## Begin ENTRIES SHOWN

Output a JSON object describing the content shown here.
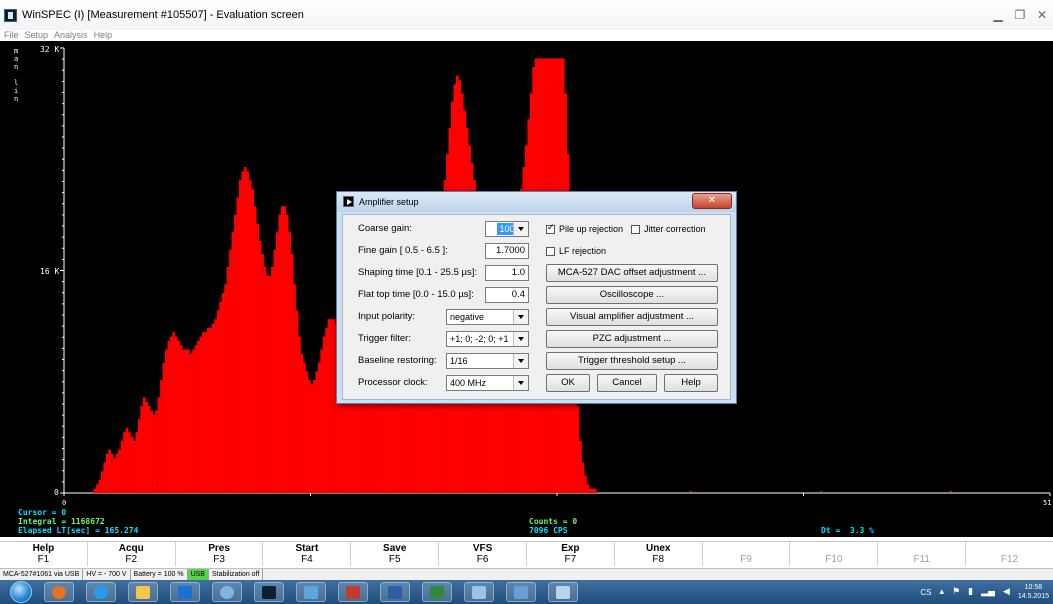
{
  "window": {
    "title": "WinSPEC (I) [Measurement #105507] - Evaluation screen",
    "controls": [
      "minimize",
      "maximize",
      "close"
    ]
  },
  "menu": [
    "File",
    "Setup",
    "Analysis",
    "Help"
  ],
  "plot": {
    "mode_letters": [
      "m",
      "a",
      "n",
      "",
      "l",
      "i",
      "n"
    ],
    "y_ticks": [
      "32 K",
      "16 K",
      "0"
    ],
    "x_ticks": [
      "0",
      "51"
    ]
  },
  "chart_data": {
    "type": "bar",
    "y_max": 32000,
    "ylim": [
      0,
      32768
    ],
    "x_range_channels": [
      0,
      400
    ],
    "values": [
      0,
      0,
      0,
      0,
      0,
      0,
      0,
      0,
      0,
      0,
      0,
      0,
      1,
      2,
      3,
      5,
      7,
      9,
      10,
      9,
      8,
      9,
      10,
      12,
      14,
      15,
      14,
      13,
      12,
      14,
      17,
      20,
      22,
      21,
      20,
      19,
      18,
      19,
      22,
      26,
      30,
      33,
      35,
      36,
      37,
      36,
      35,
      34,
      33,
      33,
      33,
      32,
      33,
      34,
      35,
      36,
      37,
      37,
      38,
      38,
      39,
      40,
      42,
      44,
      46,
      48,
      52,
      56,
      60,
      64,
      68,
      72,
      74,
      75,
      74,
      72,
      70,
      66,
      62,
      58,
      55,
      52,
      50,
      50,
      52,
      56,
      60,
      64,
      66,
      66,
      64,
      60,
      55,
      48,
      42,
      36,
      32,
      30,
      28,
      26,
      25,
      26,
      28,
      30,
      33,
      36,
      38,
      40,
      40,
      40,
      39,
      38,
      37,
      38,
      40,
      42,
      44,
      46,
      48,
      50,
      51,
      50,
      48,
      46,
      44,
      42,
      40,
      39,
      38,
      38,
      37,
      36,
      35,
      33,
      30,
      28,
      26,
      24,
      23,
      22,
      23,
      25,
      28,
      31,
      34,
      37,
      40,
      42,
      45,
      48,
      52,
      56,
      61,
      66,
      72,
      78,
      84,
      90,
      94,
      96,
      95,
      92,
      88,
      84,
      80,
      76,
      72,
      68,
      64,
      60,
      56,
      52,
      48,
      46,
      44,
      43,
      42,
      42,
      43,
      45,
      48,
      52,
      56,
      60,
      65,
      70,
      75,
      80,
      86,
      92,
      98,
      100,
      100,
      100,
      100,
      100,
      100,
      100,
      100,
      100,
      100,
      100,
      100,
      92,
      78,
      62,
      46,
      32,
      20,
      12,
      7,
      4,
      2,
      1,
      1,
      1,
      0,
      0,
      0,
      0,
      0,
      0,
      0,
      0,
      0,
      0,
      0,
      0,
      0,
      0,
      0,
      0,
      0,
      0,
      0,
      0,
      0,
      0,
      0,
      0,
      0,
      0,
      0,
      0,
      0,
      0,
      0,
      0,
      0,
      0,
      0,
      0,
      0
    ]
  },
  "info": {
    "cursor": "Cursor = 0",
    "integral": "Integral = 1168672",
    "elapsed": "Elapsed LT[sec] = 165.274",
    "counts": "Counts = 0",
    "cps": "7096 CPS",
    "dt": "Dt =  3.3 %"
  },
  "fkeys": [
    {
      "name": "Help",
      "key": "F1"
    },
    {
      "name": "Acqu",
      "key": "F2"
    },
    {
      "name": "Pres",
      "key": "F3"
    },
    {
      "name": "Start",
      "key": "F4"
    },
    {
      "name": "Save",
      "key": "F5"
    },
    {
      "name": "VFS",
      "key": "F6"
    },
    {
      "name": "Exp",
      "key": "F7"
    },
    {
      "name": "Unex",
      "key": "F8"
    },
    {
      "name": "",
      "key": "F9"
    },
    {
      "name": "",
      "key": "F10"
    },
    {
      "name": "",
      "key": "F11"
    },
    {
      "name": "",
      "key": "F12"
    }
  ],
  "status": {
    "device": "MCA-527#1061 via USB",
    "hv": "HV = - 700 V",
    "battery": "Battery = 100 %",
    "usb": "USB",
    "stabilization": "Stabilization off"
  },
  "dialog": {
    "title": "Amplifier setup",
    "close_label": "✕",
    "coarse_gain_label": "Coarse gain:",
    "coarse_gain_value": "100",
    "fine_gain_label": "Fine gain [ 0.5 - 6.5 ]:",
    "fine_gain_value": "1.7000",
    "shaping_label": "Shaping time [0.1 - 25.5 µs]:",
    "shaping_value": "1.0",
    "flat_top_label": "Flat top time [0.0 - 15.0 µs]:",
    "flat_top_value": "0.4",
    "polarity_label": "Input polarity:",
    "polarity_value": "negative",
    "trigger_filter_label": "Trigger filter:",
    "trigger_filter_value": "+1; 0; -2; 0; +1",
    "baseline_label": "Baseline restoring:",
    "baseline_value": "1/16",
    "clock_label": "Processor clock:",
    "clock_value": "400 MHz",
    "pileup_label": "Pile up rejection",
    "pileup_checked": true,
    "jitter_label": "Jitter correction",
    "jitter_checked": false,
    "lf_label": "LF rejection",
    "lf_checked": false,
    "dac_button": "MCA-527 DAC offset adjustment ...",
    "osc_button": "Oscilloscope ...",
    "visual_button": "Visual amplifier adjustment ...",
    "pzc_button": "PZC adjustment ...",
    "trigger_button": "Trigger threshold setup ...",
    "ok_button": "OK",
    "cancel_button": "Cancel",
    "help_button": "Help"
  },
  "taskbar": {
    "lang": "CS",
    "time": "10:58",
    "date": "14.5.2015"
  },
  "colors": {
    "spectrum": "#ff0000",
    "plot_bg": "#000000",
    "info_cyan": "#00e5ff",
    "info_green": "#6ff56f"
  }
}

## End ENTRIES SHOWN

**PROBLEM STATEMENT**
Transcribe the material exactly, and leave out whatever pictures it holds.

**PROBLEM SOLUTION**
Output a JSON object describing the content shown here.
{
  "window": {
    "title": "WinSPEC (I) [Measurement #105507] - Evaluation screen",
    "controls": [
      "minimize",
      "maximize",
      "close"
    ]
  },
  "menu": [
    "File",
    "Setup",
    "Analysis",
    "Help"
  ],
  "plot": {
    "mode_letters": [
      "m",
      "a",
      "n",
      "",
      "l",
      "i",
      "n"
    ],
    "y_ticks": [
      "32 K",
      "16 K",
      "0"
    ],
    "x_ticks": [
      "0",
      "51"
    ]
  },
  "chart_data": {
    "type": "bar",
    "y_max": 32000,
    "ylim": [
      0,
      32768
    ],
    "x_range_channels": [
      0,
      400
    ],
    "values": [
      0,
      0,
      0,
      0,
      0,
      0,
      0,
      0,
      0,
      0,
      0,
      0,
      1,
      2,
      3,
      5,
      7,
      9,
      10,
      9,
      8,
      9,
      10,
      12,
      14,
      15,
      14,
      13,
      12,
      14,
      17,
      20,
      22,
      21,
      20,
      19,
      18,
      19,
      22,
      26,
      30,
      33,
      35,
      36,
      37,
      36,
      35,
      34,
      33,
      33,
      33,
      32,
      33,
      34,
      35,
      36,
      37,
      37,
      38,
      38,
      39,
      40,
      42,
      44,
      46,
      48,
      52,
      56,
      60,
      64,
      68,
      72,
      74,
      75,
      74,
      72,
      70,
      66,
      62,
      58,
      55,
      52,
      50,
      50,
      52,
      56,
      60,
      64,
      66,
      66,
      64,
      60,
      55,
      48,
      42,
      36,
      32,
      30,
      28,
      26,
      25,
      26,
      28,
      30,
      33,
      36,
      38,
      40,
      40,
      40,
      39,
      38,
      37,
      38,
      40,
      42,
      44,
      46,
      48,
      50,
      51,
      50,
      48,
      46,
      44,
      42,
      40,
      39,
      38,
      38,
      37,
      36,
      35,
      33,
      30,
      28,
      26,
      24,
      23,
      22,
      23,
      25,
      28,
      31,
      34,
      37,
      40,
      42,
      45,
      48,
      52,
      56,
      61,
      66,
      72,
      78,
      84,
      90,
      94,
      96,
      95,
      92,
      88,
      84,
      80,
      76,
      72,
      68,
      64,
      60,
      56,
      52,
      48,
      46,
      44,
      43,
      42,
      42,
      43,
      45,
      48,
      52,
      56,
      60,
      65,
      70,
      75,
      80,
      86,
      92,
      98,
      100,
      100,
      100,
      100,
      100,
      100,
      100,
      100,
      100,
      100,
      100,
      100,
      92,
      78,
      62,
      46,
      32,
      20,
      12,
      7,
      4,
      2,
      1,
      1,
      1,
      0,
      0,
      0,
      0,
      0,
      0,
      0,
      0,
      0,
      0,
      0,
      0,
      0,
      0,
      0,
      0,
      0,
      0,
      0,
      0,
      0,
      0,
      0,
      0,
      0,
      0,
      0,
      0,
      0,
      0,
      0,
      0,
      0,
      0,
      0,
      0,
      0
    ]
  },
  "info": {
    "cursor": "Cursor = 0",
    "integral": "Integral = 1168672",
    "elapsed": "Elapsed LT[sec] = 165.274",
    "counts": "Counts = 0",
    "cps": "7096 CPS",
    "dt": "Dt =  3.3 %"
  },
  "fkeys": [
    {
      "name": "Help",
      "key": "F1"
    },
    {
      "name": "Acqu",
      "key": "F2"
    },
    {
      "name": "Pres",
      "key": "F3"
    },
    {
      "name": "Start",
      "key": "F4"
    },
    {
      "name": "Save",
      "key": "F5"
    },
    {
      "name": "VFS",
      "key": "F6"
    },
    {
      "name": "Exp",
      "key": "F7"
    },
    {
      "name": "Unex",
      "key": "F8"
    },
    {
      "name": "",
      "key": "F9"
    },
    {
      "name": "",
      "key": "F10"
    },
    {
      "name": "",
      "key": "F11"
    },
    {
      "name": "",
      "key": "F12"
    }
  ],
  "status": {
    "device": "MCA-527#1061 via USB",
    "hv": "HV = - 700 V",
    "battery": "Battery = 100 %",
    "usb": "USB",
    "stabilization": "Stabilization off"
  },
  "dialog": {
    "title": "Amplifier setup",
    "close_label": "✕",
    "coarse_gain_label": "Coarse gain:",
    "coarse_gain_value": "100",
    "fine_gain_label": "Fine gain [ 0.5 - 6.5 ]:",
    "fine_gain_value": "1.7000",
    "shaping_label": "Shaping time [0.1 - 25.5 µs]:",
    "shaping_value": "1.0",
    "flat_top_label": "Flat top time [0.0 - 15.0 µs]:",
    "flat_top_value": "0.4",
    "polarity_label": "Input polarity:",
    "polarity_value": "negative",
    "trigger_filter_label": "Trigger filter:",
    "trigger_filter_value": "+1; 0; -2; 0; +1",
    "baseline_label": "Baseline restoring:",
    "baseline_value": "1/16",
    "clock_label": "Processor clock:",
    "clock_value": "400 MHz",
    "pileup_label": "Pile up rejection",
    "pileup_checked": true,
    "jitter_label": "Jitter correction",
    "jitter_checked": false,
    "lf_label": "LF rejection",
    "lf_checked": false,
    "dac_button": "MCA-527 DAC offset adjustment ...",
    "osc_button": "Oscilloscope ...",
    "visual_button": "Visual amplifier adjustment ...",
    "pzc_button": "PZC adjustment ...",
    "trigger_button": "Trigger threshold setup ...",
    "ok_button": "OK",
    "cancel_button": "Cancel",
    "help_button": "Help"
  },
  "taskbar": {
    "lang": "CS",
    "time": "10:58",
    "date": "14.5.2015"
  },
  "colors": {
    "spectrum": "#ff0000",
    "plot_bg": "#000000",
    "info_cyan": "#00e5ff",
    "info_green": "#6ff56f"
  }
}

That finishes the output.